**Listing:**
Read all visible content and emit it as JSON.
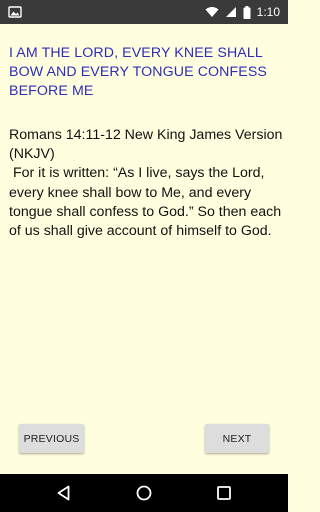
{
  "status_bar": {
    "time": "1:10",
    "icons": [
      "photo-icon",
      "wifi-icon",
      "signal-icon",
      "battery-icon"
    ]
  },
  "verse": {
    "title": "I AM THE LORD, EVERY KNEE SHALL BOW AND EVERY TONGUE CONFESS BEFORE ME",
    "reference": "Romans 14:11-12 New King James Version (NKJV)",
    "text": " For it is written: “As I live, says the Lord, every knee shall bow to Me, and every tongue shall confess to God.” So then each of us shall give account of himself to God."
  },
  "buttons": {
    "previous": "PREVIOUS",
    "next": "NEXT"
  },
  "nav_bar": {
    "icons": [
      "back-icon",
      "home-icon",
      "recents-icon"
    ]
  },
  "colors": {
    "background": "#FFFFE0",
    "title": "#2D2DB8",
    "status_bar": "#3A3A3A",
    "nav_bar": "#000000"
  }
}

**Your objective:** Write the records out again in full, exactly, and skip every picture.

**Exercise response:**
Read all visible content and emit it as JSON.
{
  "status_bar": {
    "time": "1:10",
    "icons": [
      "photo-icon",
      "wifi-icon",
      "signal-icon",
      "battery-icon"
    ]
  },
  "verse": {
    "title": "I AM THE LORD, EVERY KNEE SHALL BOW AND EVERY TONGUE CONFESS BEFORE ME",
    "reference": "Romans 14:11-12 New King James Version (NKJV)",
    "text": " For it is written: “As I live, says the Lord, every knee shall bow to Me, and every tongue shall confess to God.” So then each of us shall give account of himself to God."
  },
  "buttons": {
    "previous": "PREVIOUS",
    "next": "NEXT"
  },
  "nav_bar": {
    "icons": [
      "back-icon",
      "home-icon",
      "recents-icon"
    ]
  },
  "colors": {
    "background": "#FFFFE0",
    "title": "#2D2DB8",
    "status_bar": "#3A3A3A",
    "nav_bar": "#000000"
  }
}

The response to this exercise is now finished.